Give the data again exactly as written, skipping any pictures.

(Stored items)
++++++++
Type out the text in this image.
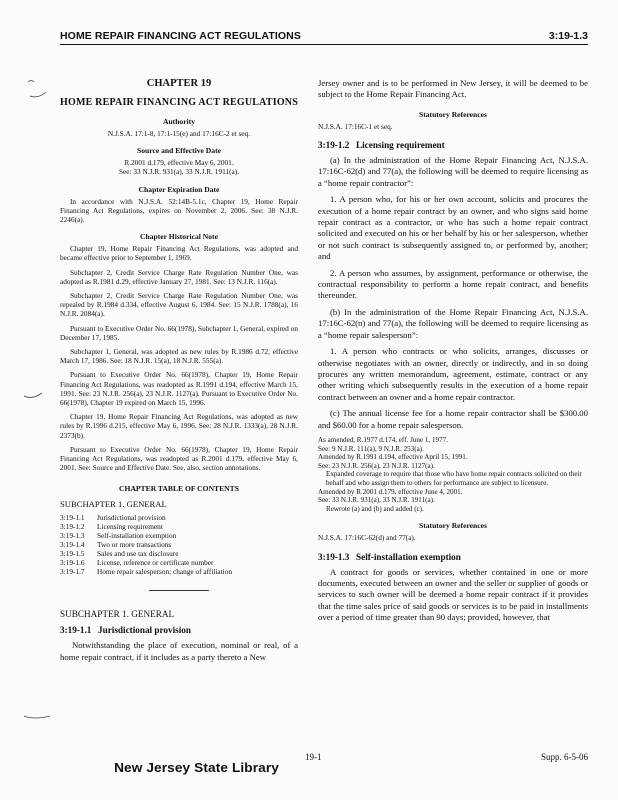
HOME REPAIR FINANCING ACT REGULATIONS	3:19-1.3
CHAPTER 19
HOME REPAIR FINANCING ACT REGULATIONS
Authority

N.J.S.A. 17:1-8, 17:1-15(e) and 17:16C-2 et seq.

Source and Effective Date

R.2001 d.179, effective May 6, 2001.

See: 33 N.J.R. 931(a), 33 N.J.R. 1911(a).

Chapter Expiration Date

In accordance with N.J.S.A. 52:14B-5.1c, Chapter 19, Home Repair Financing Act Regulations, expires on November 2, 2006. See: 38 N.J.R. 2246(a).

Chapter Historical Note

Chapter 19, Home Repair Financing Act Regulations, was adopted and became effective prior to September 1, 1969.

Subchapter 2, Credit Service Charge Rate Regulation Number One, was adopted as R.1981 d.29, effective January 27, 1981. See: 13 N.J.R. 116(a).

Subchapter 2, Credit Service Charge Rate Regulation Number One, was repealed by R.1984 d.334, effective August 6, 1984. See: 15 N.J.R. 1788(a), 16 N.J.R. 2084(a).

Pursuant to Executive Order No. 66(1978), Subchapter 1, General, expired on December 17, 1985.

Subchapter 1, General, was adopted as new rules by R.1986 d.72, effective March 17, 1986. See: 18 N.J.R. 15(a), 18 N.J.R. 555(a).

Pursuant to Executive Order No. 66(1978), Chapter 19, Home Repair Financing Act Regulations, was readopted as R.1991 d.194, effective March 15, 1991. See: 23 N.J.R. 256(a), 23 N.J.R. 1127(a). Pursuant to Executive Order No. 66(1978), Chapter 19 expired on March 15, 1996.

Chapter 19, Home Repair Financing Act Regulations, was adopted as new rules by R.1996 d.215, effective May 6, 1996. See: 28 N.J.R. 1333(a), 28 N.J.R. 2373(b).

Pursuant to Executive Order No. 66(1978), Chapter 19, Home Repair Financing Act Regulations, was readopted as R.2001 d.179, effective May 6, 2001. See: Source and Effective Date. See, also, section annotations.

CHAPTER TABLE OF CONTENTS
SUBCHAPTER 1. GENERAL
3:19-1.1	Jurisdictional provision
3:19-1.2	Licensing requirement
3:19-1.3	Self-installation exemption
3:19-1.4	Two or more transactions
3:19-1.5	Sales and use tax disclosure
3:19-1.6	License, reference or certificate number
3:19-1.7	Home repair salesperson; change of affiliation
SUBCHAPTER 1. GENERAL
3:19-1.1 Jurisdictional provision

Notwithstanding the place of execution, nominal or real, of a home repair contract, if it includes as a party thereto a New

Jersey owner and is to be performed in New Jersey, it will be deemed to be subject to the Home Repair Financing Act.

Statutory References

N.J.S.A. 17:16C-1 et seq.

3:19-1.2 Licensing requirement

(a) In the administration of the Home Repair Financing Act, N.J.S.A. 17:16C-62(d) and 77(a), the following will be deemed to require licensing as a “home repair contractor”:

1. A person who, for his or her own account, solicits and procures the execution of a home repair contract by an owner, and who signs said home repair contract as a contractor, or who has such a home repair contract solicited and executed on his or her behalf by his or her salesperson, whether or not such contract is subsequently assigned to, or performed by, another; and

2. A person who assumes, by assignment, performance or otherwise, the contractual responsibility to perform a home repair contract, and benefits thereunder.

(b) In the administration of the Home Repair Financing Act, N.J.S.A. 17:16C-62(n) and 77(a), the following will be deemed to require licensing as a “home repair salesperson”:

1. A person who contracts or who solicits, arranges, discusses or otherwise negotiates with an owner, directly or indirectly, and in so doing procures any written memorandum, agreement, estimate, contract or any other writing which subsequently results in the execution of a home repair contract between an owner and a home repair contractor.

(c) The annual license fee for a home repair contractor shall be $300.00 and $60.00 for a home repair salesperson.

As amended, R.1977 d.174, eff. June 1, 1977.

See: 9 N.J.R. 111(a), 9 N.J.R. 253(a).

Amended by R.1991 d.194, effective April 15, 1991.

See: 23 N.J.R. 256(a), 23 N.J.R. 1127(a).

Expanded coverage to require that those who have home repair contracts solicited on their behalf and who assign them to others for performance are subject to licensure.

Amended by R.2001 d.179, effective June 4, 2001.

See: 33 N.J.R. 931(a), 33 N.J.R. 1911(a).

Rewrote (a) and (b) and added (c).

Statutory References

N.J.S.A. 17:16C-62(d) and 77(a).

3:19-1.3 Self-installation exemption

A contract for goods or services, whether contained in one or more documents, executed between an owner and the seller or supplier of goods or services to such owner will be deemed a home repair contract if it provides that the time sales price of said goods or services is to be paid in installments over a period of time greater than 90 days; provided, however, that

19-1	Supp. 6-5-06
New Jersey State Library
++++++++
Result of this exercise:
Type out the text in this image.
HOME REPAIR FINANCING ACT REGULATIONS	3:19-1.3
CHAPTER 19
HOME REPAIR FINANCING ACT REGULATIONS
Authority

N.J.S.A. 17:1-8, 17:1-15(e) and 17:16C-2 et seq.

Source and Effective Date

R.2001 d.179, effective May 6, 2001.

See: 33 N.J.R. 931(a), 33 N.J.R. 1911(a).

Chapter Expiration Date

In accordance with N.J.S.A. 52:14B-5.1c, Chapter 19, Home Repair Financing Act Regulations, expires on November 2, 2006. See: 38 N.J.R. 2246(a).

Chapter Historical Note

Chapter 19, Home Repair Financing Act Regulations, was adopted and became effective prior to September 1, 1969.

Subchapter 2, Credit Service Charge Rate Regulation Number One, was adopted as R.1981 d.29, effective January 27, 1981. See: 13 N.J.R. 116(a).

Subchapter 2, Credit Service Charge Rate Regulation Number One, was repealed by R.1984 d.334, effective August 6, 1984. See: 15 N.J.R. 1788(a), 16 N.J.R. 2084(a).

Pursuant to Executive Order No. 66(1978), Subchapter 1, General, expired on December 17, 1985.

Subchapter 1, General, was adopted as new rules by R.1986 d.72, effective March 17, 1986. See: 18 N.J.R. 15(a), 18 N.J.R. 555(a).

Pursuant to Executive Order No. 66(1978), Chapter 19, Home Repair Financing Act Regulations, was readopted as R.1991 d.194, effective March 15, 1991. See: 23 N.J.R. 256(a), 23 N.J.R. 1127(a). Pursuant to Executive Order No. 66(1978), Chapter 19 expired on March 15, 1996.

Chapter 19, Home Repair Financing Act Regulations, was adopted as new rules by R.1996 d.215, effective May 6, 1996. See: 28 N.J.R. 1333(a), 28 N.J.R. 2373(b).

Pursuant to Executive Order No. 66(1978), Chapter 19, Home Repair Financing Act Regulations, was readopted as R.2001 d.179, effective May 6, 2001. See: Source and Effective Date. See, also, section annotations.

CHAPTER TABLE OF CONTENTS
SUBCHAPTER 1. GENERAL
3:19-1.1	Jurisdictional provision
3:19-1.2	Licensing requirement
3:19-1.3	Self-installation exemption
3:19-1.4	Two or more transactions
3:19-1.5	Sales and use tax disclosure
3:19-1.6	License, reference or certificate number
3:19-1.7	Home repair salesperson; change of affiliation
SUBCHAPTER 1. GENERAL
3:19-1.1 Jurisdictional provision

Notwithstanding the place of execution, nominal or real, of a home repair contract, if it includes as a party thereto a New

Jersey owner and is to be performed in New Jersey, it will be deemed to be subject to the Home Repair Financing Act.

Statutory References

N.J.S.A. 17:16C-1 et seq.

3:19-1.2 Licensing requirement

(a) In the administration of the Home Repair Financing Act, N.J.S.A. 17:16C-62(d) and 77(a), the following will be deemed to require licensing as a “home repair contractor”:

1. A person who, for his or her own account, solicits and procures the execution of a home repair contract by an owner, and who signs said home repair contract as a contractor, or who has such a home repair contract solicited and executed on his or her behalf by his or her salesperson, whether or not such contract is subsequently assigned to, or performed by, another; and

2. A person who assumes, by assignment, performance or otherwise, the contractual responsibility to perform a home repair contract, and benefits thereunder.

(b) In the administration of the Home Repair Financing Act, N.J.S.A. 17:16C-62(n) and 77(a), the following will be deemed to require licensing as a “home repair salesperson”:

1. A person who contracts or who solicits, arranges, discusses or otherwise negotiates with an owner, directly or indirectly, and in so doing procures any written memorandum, agreement, estimate, contract or any other writing which subsequently results in the execution of a home repair contract between an owner and a home repair contractor.

(c) The annual license fee for a home repair contractor shall be $300.00 and $60.00 for a home repair salesperson.

As amended, R.1977 d.174, eff. June 1, 1977.

See: 9 N.J.R. 111(a), 9 N.J.R. 253(a).

Amended by R.1991 d.194, effective April 15, 1991.

See: 23 N.J.R. 256(a), 23 N.J.R. 1127(a).

Expanded coverage to require that those who have home repair contracts solicited on their behalf and who assign them to others for performance are subject to licensure.

Amended by R.2001 d.179, effective June 4, 2001.

See: 33 N.J.R. 931(a), 33 N.J.R. 1911(a).

Rewrote (a) and (b) and added (c).

Statutory References

N.J.S.A. 17:16C-62(d) and 77(a).

3:19-1.3 Self-installation exemption

A contract for goods or services, whether contained in one or more documents, executed between an owner and the seller or supplier of goods or services to such owner will be deemed a home repair contract if it provides that the time sales price of said goods or services is to be paid in installments over a period of time greater than 90 days; provided, however, that

19-1	Supp. 6-5-06
New Jersey State Library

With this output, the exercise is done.